### DATA PROVIDED
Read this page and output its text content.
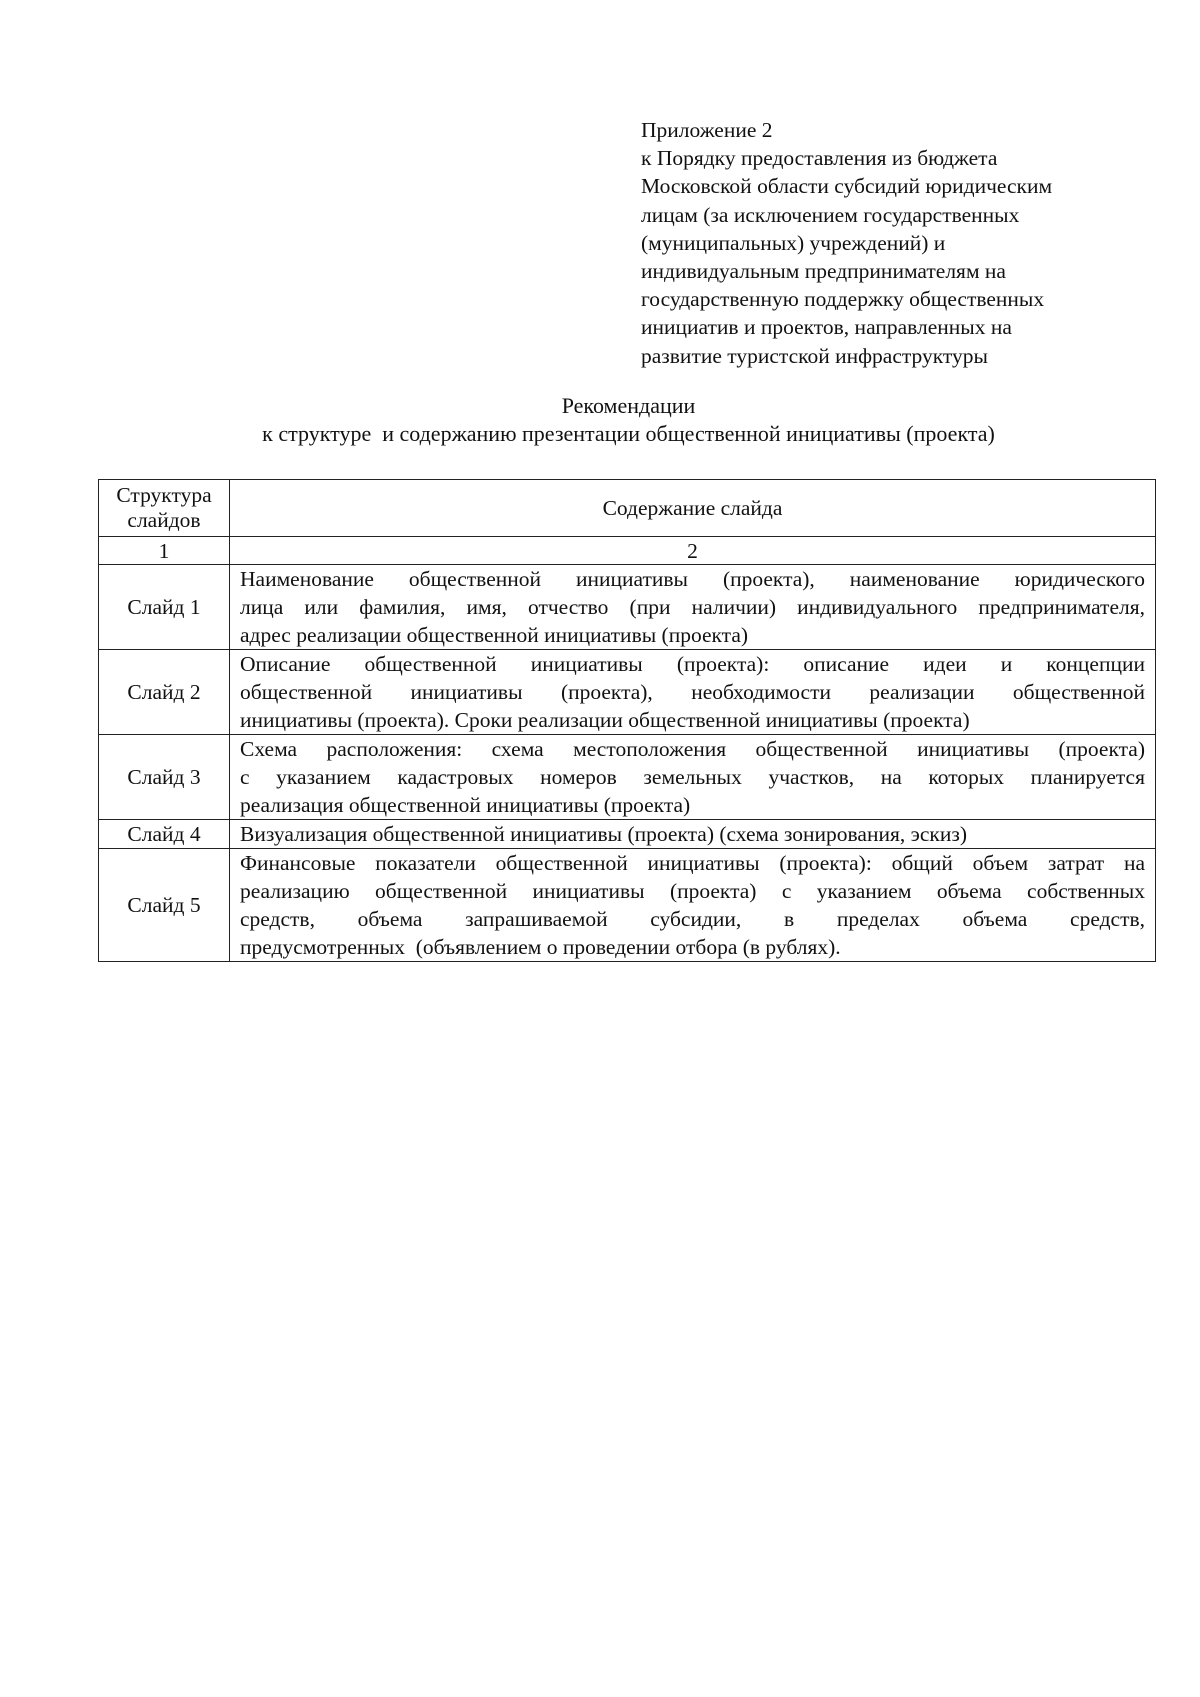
Приложение 2
к Порядку предоставления из бюджета
Московской области субсидий юридическим
лицам (за исключением государственных
(муниципальных) учреждений) и
индивидуальным предпринимателям на
государственную поддержку общественных
инициатив и проектов, направленных на
развитие туристской инфраструктуры
Рекомендации
к структуре  и содержанию презентации общественной инициативы (проекта)
Структура слайдов	Содержание слайда
1	2
Слайд 1	Наименование общественной инициативы (проекта), наименование юридического
лица или фамилия, имя, отчество (при наличии) индивидуального предпринимателя,
адрес реализации общественной инициативы (проекта)

Слайд 2	Описание общественной инициативы (проекта): описание идеи и концепции
общественной инициативы (проекта), необходимости реализации общественной
инициативы (проекта). Сроки реализации общественной инициативы (проекта)

Слайд 3	Схема расположения: схема местоположения общественной инициативы (проекта)
с указанием кадастровых номеров земельных участков, на которых планируется
реализация общественной инициативы (проекта)

Слайд 4	Визуализация общественной инициативы (проекта) (схема зонирования, эскиз)

Слайд 5	Финансовые показатели общественной инициативы (проекта): общий объем затрат на
реализацию общественной инициативы (проекта) с указанием объема собственных
средств, объема запрашиваемой субсидии, в пределах объема средств,
предусмотренных  (объявлением о проведении отбора (в рублях).
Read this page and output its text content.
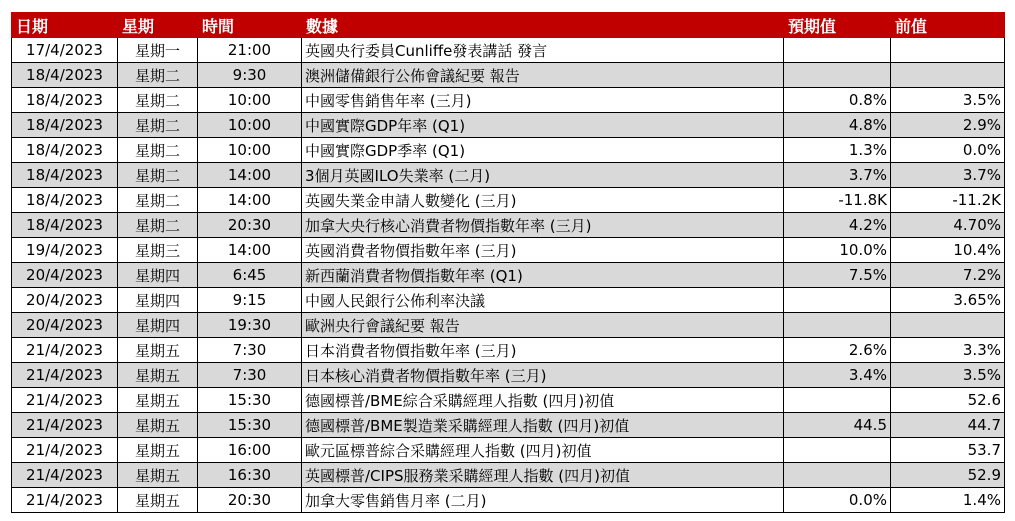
日期	星期	時間	數據	預期值	前值
17/4/2023	星期一	21:00	英國央行委員Cunliffe發表講話 發言		
18/4/2023	星期二	9:30	澳洲儲備銀行公佈會議紀要 報告		
18/4/2023	星期二	10:00	中國零售銷售年率 (三月)	0.8%	3.5%
18/4/2023	星期二	10:00	中國實際GDP年率 (Q1)	4.8%	2.9%
18/4/2023	星期二	10:00	中國實際GDP季率 (Q1)	1.3%	0.0%
18/4/2023	星期二	14:00	3個月英國ILO失業率 (二月)	3.7%	3.7%
18/4/2023	星期二	14:00	英國失業金申請人數變化 (三月)	-11.8K	-11.2K
18/4/2023	星期二	20:30	加拿大央行核心消費者物價指數年率 (三月)	4.2%	4.70%
19/4/2023	星期三	14:00	英國消費者物價指數年率 (三月)	10.0%	10.4%
20/4/2023	星期四	6:45	新西蘭消費者物價指數年率 (Q1)	7.5%	7.2%
20/4/2023	星期四	9:15	中國人民銀行公佈利率決議		3.65%
20/4/2023	星期四	19:30	歐洲央行會議紀要 報告		
21/4/2023	星期五	7:30	日本消費者物價指數年率 (三月)	2.6%	3.3%
21/4/2023	星期五	7:30	日本核心消費者物價指數年率 (三月)	3.4%	3.5%
21/4/2023	星期五	15:30	德國標普/BME綜合采購經理人指數 (四月)初值		52.6
21/4/2023	星期五	15:30	德國標普/BME製造業采購經理人指數 (四月)初值	44.5	44.7
21/4/2023	星期五	16:00	歐元區標普綜合采購經理人指數 (四月)初值		53.7
21/4/2023	星期五	16:30	英國標普/CIPS服務業采購經理人指數 (四月)初值		52.9
21/4/2023	星期五	20:30	加拿大零售銷售月率 (二月)	0.0%	1.4%
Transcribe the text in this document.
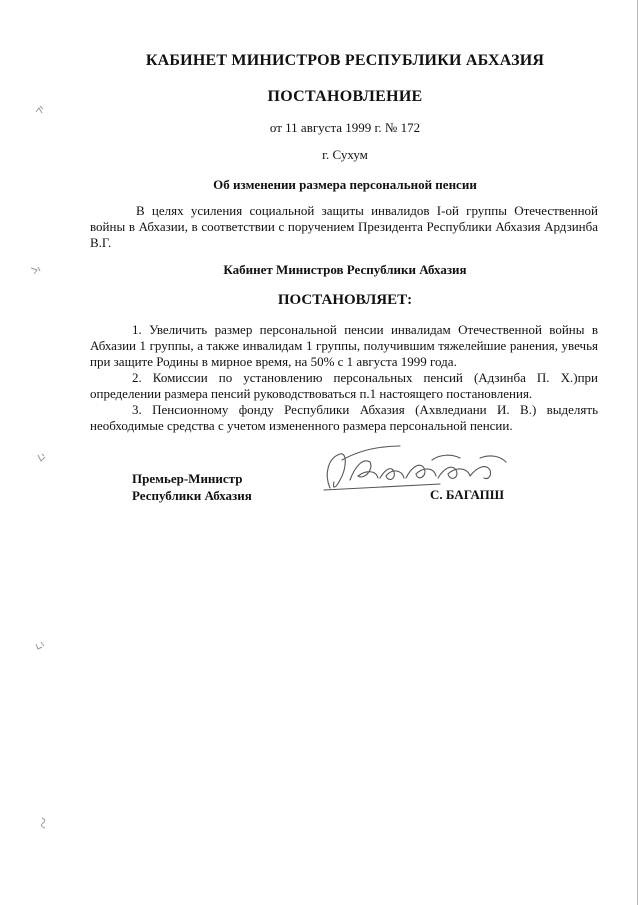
КАБИНЕТ МИНИСТРОВ РЕСПУБЛИКИ АБХАЗИЯ
ПОСТАНОВЛЕНИЕ
от 11 августа 1999 г. № 172
г. Сухум
Об изменении размера персональной пенсии
В целях усиления социальной защиты инвалидов I-ой группы Отечественной войны в Абхазии, в соответствии с поручением Президента Республики Абхазия Ардзинба В.Г.
Кабинет Министров Республики Абхазия
ПОСТАНОВЛЯЕТ:

1. Увеличить размер персональной пенсии инвалидам Отечественной войны в Абхазии 1 группы, а также инвалидам 1 группы, получившим тяжелейшие ранения, увечья при защите Родины в мирное время, на 50% с 1 августа 1999 года.

2. Комиссии по установлению персональных пенсий (Адзинба П. Х.)при определении размера пенсий руководствоваться п.1 настоящего постановления.

3. Пенсионному фонду Республики Абхазия (Ахвледиани И. В.) выделять необходимые средства с учетом измененного размера персональной пенсии.

Премьер-Министр
Республики Абхазия	С. БАГАПШ
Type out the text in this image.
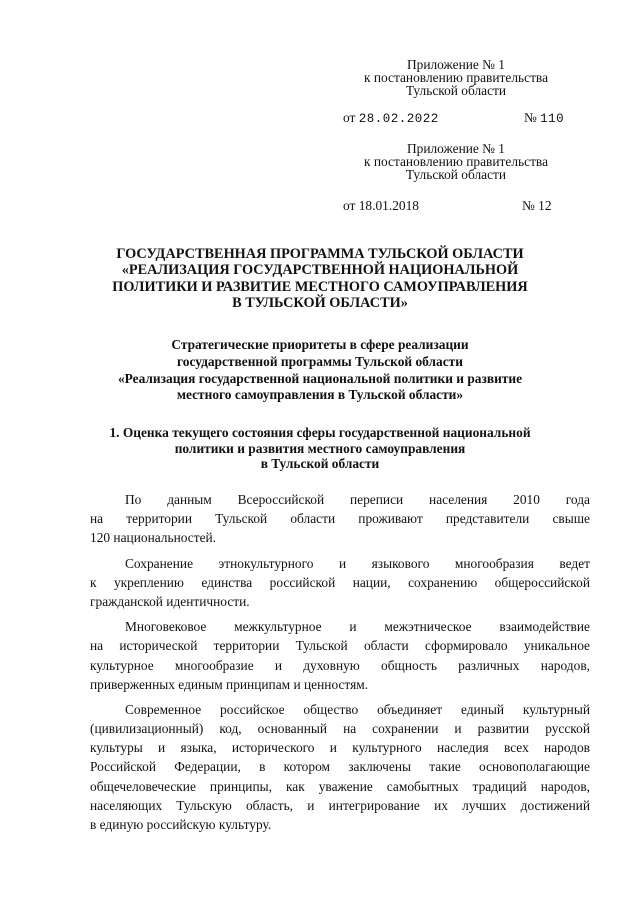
Приложение № 1
к постановлению правительства
Тульской области
от 28.02.2022	№ 110
Приложение № 1
к постановлению правительства
Тульской области
от 18.01.2018	№ 12
ГОСУДАРСТВЕННАЯ ПРОГРАММА ТУЛЬСКОЙ ОБЛАСТИ
«РЕАЛИЗАЦИЯ ГОСУДАРСТВЕННОЙ НАЦИОНАЛЬНОЙ
ПОЛИТИКИ И РАЗВИТИЕ МЕСТНОГО САМОУПРАВЛЕНИЯ
В ТУЛЬСКОЙ ОБЛАСТИ»
Стратегические приоритеты в сфере реализации
государственной программы Тульской области
«Реализация государственной национальной политики и развитие
местного самоуправления в Тульской области»
1. Оценка текущего состояния сферы государственной национальной
политики и развития местного самоуправления
в Тульской области
По данным Всероссийской переписи населения 2010 года
на территории Тульской области проживают представители свыше
120 национальностей.
Сохранение этнокультурного и языкового многообразия ведет
к укреплению единства российской нации, сохранению общероссийской
гражданской идентичности.
Многовековое межкультурное и межэтническое взаимодействие
на исторической территории Тульской области сформировало уникальное
культурное многообразие и духовную общность различных народов,
приверженных единым принципам и ценностям.
Современное российское общество объединяет единый культурный
(цивилизационный) код, основанный на сохранении и развитии русской
культуры и языка, исторического и культурного наследия всех народов
Российской Федерации, в котором заключены такие основополагающие
общечеловеческие принципы, как уважение самобытных традиций народов,
населяющих Тульскую область, и интегрирование их лучших достижений
в единую российскую культуру.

### WHAT NEEDS TO BE DONE
Work out how many lines of the data above hold the word "пенсии", and write only the count.

### ANSWER
3